Recorded data
□ □ □
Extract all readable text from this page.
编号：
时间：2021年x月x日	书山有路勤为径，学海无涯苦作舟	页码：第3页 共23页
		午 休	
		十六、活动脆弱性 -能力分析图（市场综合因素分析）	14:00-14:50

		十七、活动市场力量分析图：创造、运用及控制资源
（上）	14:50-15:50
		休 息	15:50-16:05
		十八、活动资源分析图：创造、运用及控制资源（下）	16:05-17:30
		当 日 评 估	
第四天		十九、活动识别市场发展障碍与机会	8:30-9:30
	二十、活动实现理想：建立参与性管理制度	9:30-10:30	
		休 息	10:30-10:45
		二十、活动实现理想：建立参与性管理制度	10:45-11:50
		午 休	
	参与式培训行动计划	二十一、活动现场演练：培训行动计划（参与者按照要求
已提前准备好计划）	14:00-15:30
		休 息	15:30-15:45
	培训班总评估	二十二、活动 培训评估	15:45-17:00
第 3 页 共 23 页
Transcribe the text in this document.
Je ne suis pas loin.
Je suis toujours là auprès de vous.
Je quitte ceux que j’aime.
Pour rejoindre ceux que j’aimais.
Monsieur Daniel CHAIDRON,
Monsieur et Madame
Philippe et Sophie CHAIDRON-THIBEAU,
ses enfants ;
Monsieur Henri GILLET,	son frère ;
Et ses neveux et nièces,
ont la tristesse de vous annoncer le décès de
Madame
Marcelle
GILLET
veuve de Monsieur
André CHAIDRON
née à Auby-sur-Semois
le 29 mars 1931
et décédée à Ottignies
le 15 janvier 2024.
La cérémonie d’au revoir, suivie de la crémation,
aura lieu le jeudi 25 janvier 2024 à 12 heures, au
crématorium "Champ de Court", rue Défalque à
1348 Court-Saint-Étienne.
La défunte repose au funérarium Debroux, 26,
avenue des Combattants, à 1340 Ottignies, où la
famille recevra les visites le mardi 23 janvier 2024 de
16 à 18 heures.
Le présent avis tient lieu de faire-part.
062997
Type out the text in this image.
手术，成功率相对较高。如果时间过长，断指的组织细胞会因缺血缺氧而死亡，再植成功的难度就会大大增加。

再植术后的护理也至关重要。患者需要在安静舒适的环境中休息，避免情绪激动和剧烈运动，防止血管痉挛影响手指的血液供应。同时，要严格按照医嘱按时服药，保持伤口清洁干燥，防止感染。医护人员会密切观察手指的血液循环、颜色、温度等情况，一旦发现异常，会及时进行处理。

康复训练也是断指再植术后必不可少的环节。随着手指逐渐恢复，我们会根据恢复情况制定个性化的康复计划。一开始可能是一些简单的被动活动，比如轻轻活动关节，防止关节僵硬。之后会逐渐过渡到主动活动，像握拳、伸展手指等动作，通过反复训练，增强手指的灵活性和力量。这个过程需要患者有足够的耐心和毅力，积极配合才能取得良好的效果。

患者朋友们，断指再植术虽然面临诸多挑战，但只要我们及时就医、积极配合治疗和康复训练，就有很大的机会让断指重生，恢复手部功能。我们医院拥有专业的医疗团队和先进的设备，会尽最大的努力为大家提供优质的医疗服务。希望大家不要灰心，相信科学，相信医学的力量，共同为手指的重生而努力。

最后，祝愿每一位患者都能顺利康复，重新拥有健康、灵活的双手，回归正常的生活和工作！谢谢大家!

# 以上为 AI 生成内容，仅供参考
□ □ □
> _Your task_:
Starting at the line that contains "Type out the text in this image.", quote each remaining line of the entries above, unchanged.

> _Solution to this problem_:
Type out the text in this image.
手术，成功率相对较高。如果时间过长，断指的组织细胞会因缺血缺氧而死亡，再植成功的难度就会大大增加。

再植术后的护理也至关重要。患者需要在安静舒适的环境中休息，避免情绪激动和剧烈运动，防止血管痉挛影响手指的血液供应。同时，要严格按照医嘱按时服药，保持伤口清洁干燥，防止感染。医护人员会密切观察手指的血液循环、颜色、温度等情况，一旦发现异常，会及时进行处理。

康复训练也是断指再植术后必不可少的环节。随着手指逐渐恢复，我们会根据恢复情况制定个性化的康复计划。一开始可能是一些简单的被动活动，比如轻轻活动关节，防止关节僵硬。之后会逐渐过渡到主动活动，像握拳、伸展手指等动作，通过反复训练，增强手指的灵活性和力量。这个过程需要患者有足够的耐心和毅力，积极配合才能取得良好的效果。

患者朋友们，断指再植术虽然面临诸多挑战，但只要我们及时就医、积极配合治疗和康复训练，就有很大的机会让断指重生，恢复手部功能。我们医院拥有专业的医疗团队和先进的设备，会尽最大的努力为大家提供优质的医疗服务。希望大家不要灰心，相信科学，相信医学的力量，共同为手指的重生而努力。

最后，祝愿每一位患者都能顺利康复，重新拥有健康、灵活的双手，回归正常的生活和工作！谢谢大家!

# 以上为 AI 生成内容，仅供参考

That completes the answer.